- Problem
Write a continuation of the news article on the Academy Museum of Motion Pictures postponing its opening, starting after the quote from Bill Kramer that ends it.

- Text section
____________________

The new Academy Museum of Motion Pictures has pushed back its opening date from April 30 to September 30, 2021 due to coronavirus concerns.
The museum will open its doors to the public on Sept. 30 and will be preceded by a number of opening events including a gala on Sept. 25, the museum announced today.
The postponement dashes plans to have the museum open near the same time as the Academy Awards ceremonies and telecast, still on track for April 25.
The new date represents the second time the long-delayed museum had had to postpone its opening due to the pandemic. The museum was scheduled to open on Dec. 14 this year, a date announced onstage during the Oscars broadcast this past February. In June, the museum announced the museum would delay to April 30, 2021 in keeping with the pandemic postponement of the Oscars from Feb. 28 to April 25.
“Our team has been working incredibly hard toward an April opening, and we have been on track to maintain that date. But, with the sharp increase in COVID-19 infections, museums remaining closed, and a stay-at-home order still in place for the foreseeable future in Los Angeles, it would be irresponsible to open this spring,” museum director and president Bill Kramer told TheWrap. “We instead look forward to welcoming guests in September, when we can offer the full Academy Museum experience the public deserves, as safely as possible.”

____________________

- Recorded information
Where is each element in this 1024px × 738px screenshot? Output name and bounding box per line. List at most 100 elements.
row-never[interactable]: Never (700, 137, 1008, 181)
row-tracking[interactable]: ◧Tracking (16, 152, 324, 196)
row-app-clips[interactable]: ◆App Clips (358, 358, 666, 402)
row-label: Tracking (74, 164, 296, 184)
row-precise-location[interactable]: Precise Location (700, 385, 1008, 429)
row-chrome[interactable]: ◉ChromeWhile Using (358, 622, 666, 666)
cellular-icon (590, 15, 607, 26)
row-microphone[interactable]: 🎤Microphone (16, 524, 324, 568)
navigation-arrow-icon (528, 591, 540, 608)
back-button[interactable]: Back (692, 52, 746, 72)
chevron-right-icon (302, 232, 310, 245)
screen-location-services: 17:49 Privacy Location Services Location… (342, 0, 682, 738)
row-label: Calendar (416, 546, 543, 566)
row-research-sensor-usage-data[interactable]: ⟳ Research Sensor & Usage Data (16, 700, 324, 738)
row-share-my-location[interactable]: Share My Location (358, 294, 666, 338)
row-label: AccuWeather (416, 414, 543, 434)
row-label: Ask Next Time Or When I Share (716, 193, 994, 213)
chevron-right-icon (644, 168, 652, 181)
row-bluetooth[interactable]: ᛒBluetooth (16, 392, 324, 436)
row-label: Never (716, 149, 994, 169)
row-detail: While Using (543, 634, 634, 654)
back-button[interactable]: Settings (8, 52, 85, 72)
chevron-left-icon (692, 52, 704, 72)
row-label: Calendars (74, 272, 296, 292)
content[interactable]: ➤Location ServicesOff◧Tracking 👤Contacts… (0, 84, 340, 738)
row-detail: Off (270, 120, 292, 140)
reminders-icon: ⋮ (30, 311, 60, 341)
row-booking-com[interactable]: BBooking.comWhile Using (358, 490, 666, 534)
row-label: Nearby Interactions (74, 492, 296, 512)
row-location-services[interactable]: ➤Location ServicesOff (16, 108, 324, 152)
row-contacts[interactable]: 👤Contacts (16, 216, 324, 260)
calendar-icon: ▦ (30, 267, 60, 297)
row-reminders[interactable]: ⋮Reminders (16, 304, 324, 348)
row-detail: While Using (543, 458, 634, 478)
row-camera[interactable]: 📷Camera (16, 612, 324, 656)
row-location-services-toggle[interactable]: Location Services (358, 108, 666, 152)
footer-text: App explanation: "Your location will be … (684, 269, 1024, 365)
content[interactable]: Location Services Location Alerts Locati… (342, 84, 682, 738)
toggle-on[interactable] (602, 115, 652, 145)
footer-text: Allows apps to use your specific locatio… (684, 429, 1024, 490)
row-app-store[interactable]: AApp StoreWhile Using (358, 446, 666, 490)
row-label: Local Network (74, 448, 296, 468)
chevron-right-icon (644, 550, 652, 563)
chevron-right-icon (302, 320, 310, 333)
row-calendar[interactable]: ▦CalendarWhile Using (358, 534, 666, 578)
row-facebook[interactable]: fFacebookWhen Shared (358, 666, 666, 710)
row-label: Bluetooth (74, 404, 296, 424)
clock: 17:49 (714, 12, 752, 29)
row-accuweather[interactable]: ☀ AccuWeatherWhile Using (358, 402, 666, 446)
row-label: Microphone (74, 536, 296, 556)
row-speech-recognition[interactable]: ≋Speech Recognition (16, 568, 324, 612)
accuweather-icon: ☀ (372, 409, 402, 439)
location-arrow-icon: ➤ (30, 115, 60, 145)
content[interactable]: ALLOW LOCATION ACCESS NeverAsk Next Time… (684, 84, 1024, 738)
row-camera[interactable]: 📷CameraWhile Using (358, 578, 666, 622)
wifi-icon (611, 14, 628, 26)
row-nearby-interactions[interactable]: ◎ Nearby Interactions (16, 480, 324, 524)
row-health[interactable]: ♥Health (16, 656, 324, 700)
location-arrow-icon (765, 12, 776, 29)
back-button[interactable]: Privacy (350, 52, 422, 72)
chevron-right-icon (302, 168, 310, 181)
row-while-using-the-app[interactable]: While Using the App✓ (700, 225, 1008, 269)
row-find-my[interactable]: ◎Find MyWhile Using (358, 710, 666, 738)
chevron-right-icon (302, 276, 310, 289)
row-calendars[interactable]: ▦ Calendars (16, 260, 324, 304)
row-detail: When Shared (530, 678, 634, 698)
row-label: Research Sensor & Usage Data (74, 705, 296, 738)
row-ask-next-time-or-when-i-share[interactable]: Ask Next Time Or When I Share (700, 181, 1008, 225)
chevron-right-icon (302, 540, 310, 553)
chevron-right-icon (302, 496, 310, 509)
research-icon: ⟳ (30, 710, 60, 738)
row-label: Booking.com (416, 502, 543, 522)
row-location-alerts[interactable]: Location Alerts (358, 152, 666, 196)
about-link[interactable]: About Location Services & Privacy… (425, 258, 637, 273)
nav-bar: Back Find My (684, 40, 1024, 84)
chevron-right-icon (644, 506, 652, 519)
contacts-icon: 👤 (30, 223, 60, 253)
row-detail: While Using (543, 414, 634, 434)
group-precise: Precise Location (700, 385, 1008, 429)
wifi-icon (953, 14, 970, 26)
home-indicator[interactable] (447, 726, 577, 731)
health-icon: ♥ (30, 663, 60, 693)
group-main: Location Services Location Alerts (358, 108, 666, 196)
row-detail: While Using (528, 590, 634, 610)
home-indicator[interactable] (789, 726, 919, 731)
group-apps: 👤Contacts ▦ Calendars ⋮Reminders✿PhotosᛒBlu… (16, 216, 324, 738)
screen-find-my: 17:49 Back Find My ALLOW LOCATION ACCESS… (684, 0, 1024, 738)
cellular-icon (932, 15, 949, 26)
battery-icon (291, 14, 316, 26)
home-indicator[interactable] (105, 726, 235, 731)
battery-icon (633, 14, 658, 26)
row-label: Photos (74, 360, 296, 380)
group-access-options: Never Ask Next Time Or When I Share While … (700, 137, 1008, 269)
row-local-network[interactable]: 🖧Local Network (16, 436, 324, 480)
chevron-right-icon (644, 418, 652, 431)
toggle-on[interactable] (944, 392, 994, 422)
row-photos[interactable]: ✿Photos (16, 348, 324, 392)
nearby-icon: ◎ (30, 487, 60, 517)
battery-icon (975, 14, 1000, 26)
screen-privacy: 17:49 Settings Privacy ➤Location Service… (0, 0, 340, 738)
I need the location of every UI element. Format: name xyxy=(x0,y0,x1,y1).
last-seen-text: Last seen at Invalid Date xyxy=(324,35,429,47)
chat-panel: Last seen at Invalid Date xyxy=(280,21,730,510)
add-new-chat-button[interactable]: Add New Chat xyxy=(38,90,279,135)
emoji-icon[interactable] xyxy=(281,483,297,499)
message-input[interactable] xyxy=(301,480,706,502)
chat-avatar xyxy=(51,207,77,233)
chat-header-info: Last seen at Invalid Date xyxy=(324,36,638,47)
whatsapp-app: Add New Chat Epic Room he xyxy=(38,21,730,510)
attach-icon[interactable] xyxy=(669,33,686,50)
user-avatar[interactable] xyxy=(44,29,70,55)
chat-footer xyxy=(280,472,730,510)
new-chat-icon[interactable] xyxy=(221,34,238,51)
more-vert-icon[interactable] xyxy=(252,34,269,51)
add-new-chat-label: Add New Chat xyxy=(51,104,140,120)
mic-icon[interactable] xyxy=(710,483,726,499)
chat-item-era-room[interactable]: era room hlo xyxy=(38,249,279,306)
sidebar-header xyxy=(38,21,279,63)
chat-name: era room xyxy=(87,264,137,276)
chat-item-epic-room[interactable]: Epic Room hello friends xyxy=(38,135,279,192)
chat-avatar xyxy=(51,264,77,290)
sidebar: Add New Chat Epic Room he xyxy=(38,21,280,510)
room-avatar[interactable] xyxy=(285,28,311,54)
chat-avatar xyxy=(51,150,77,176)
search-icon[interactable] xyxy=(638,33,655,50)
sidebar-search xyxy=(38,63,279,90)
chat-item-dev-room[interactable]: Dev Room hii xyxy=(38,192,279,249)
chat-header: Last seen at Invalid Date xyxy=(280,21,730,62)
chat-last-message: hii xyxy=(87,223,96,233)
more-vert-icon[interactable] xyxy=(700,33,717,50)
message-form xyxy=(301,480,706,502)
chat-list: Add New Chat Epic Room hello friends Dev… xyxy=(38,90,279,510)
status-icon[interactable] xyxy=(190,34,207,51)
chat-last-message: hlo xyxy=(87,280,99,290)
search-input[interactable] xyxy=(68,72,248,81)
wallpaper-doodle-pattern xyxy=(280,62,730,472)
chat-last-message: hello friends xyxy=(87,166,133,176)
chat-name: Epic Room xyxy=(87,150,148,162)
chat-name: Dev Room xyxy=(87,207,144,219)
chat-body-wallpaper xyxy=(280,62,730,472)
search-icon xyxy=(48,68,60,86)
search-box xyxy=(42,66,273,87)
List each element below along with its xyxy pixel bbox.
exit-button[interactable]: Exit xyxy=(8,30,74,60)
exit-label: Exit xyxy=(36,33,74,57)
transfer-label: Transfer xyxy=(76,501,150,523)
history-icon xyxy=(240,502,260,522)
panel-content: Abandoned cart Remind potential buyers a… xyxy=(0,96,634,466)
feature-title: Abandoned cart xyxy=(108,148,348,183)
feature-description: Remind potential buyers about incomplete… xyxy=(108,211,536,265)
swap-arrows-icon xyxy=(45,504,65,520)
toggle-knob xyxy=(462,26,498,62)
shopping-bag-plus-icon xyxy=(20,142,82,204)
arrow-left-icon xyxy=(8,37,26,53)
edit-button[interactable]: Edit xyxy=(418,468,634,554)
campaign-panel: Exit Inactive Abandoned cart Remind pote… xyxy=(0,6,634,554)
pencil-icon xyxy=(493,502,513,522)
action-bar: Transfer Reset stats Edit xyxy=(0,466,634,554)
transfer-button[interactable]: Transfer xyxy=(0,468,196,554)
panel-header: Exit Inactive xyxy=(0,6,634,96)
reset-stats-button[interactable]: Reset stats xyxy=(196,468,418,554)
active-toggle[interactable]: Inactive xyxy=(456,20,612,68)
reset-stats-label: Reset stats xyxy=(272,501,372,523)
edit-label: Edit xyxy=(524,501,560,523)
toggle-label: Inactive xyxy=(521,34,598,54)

____________________

- Answer space
Said Ted Sarandos, chair of the museum’s board of trustees, in a statement, “Despite the many challenges of 2020, the museum has accomplished a great deal this year…we are fortunate to have one of the world’s most exciting new cultural institutions ready to go. Now it’s just a matter of patience, for all of us, as we look ahead to opening our doors on September 30.”
The institution recently passed a major milestone: the museum exceeded its pre-opening fundraising campaign goal of $388 million. The Renzo Piano-designed structure, located at the corner of Wilshire Blvd. and Fairfax Ave on Museum Row, was first announced in 2012 with a target opening date of 2017.
The museum is restoring the historic Saban Building, formerly known as the May Company Building (1939) to include six floors, including exhibition spaces, the 288-seat Ted Mann Theater, and other features. A new spherical addition features the 1,000-set David Geffen Theater and the rooftop Dolby Family Terrace.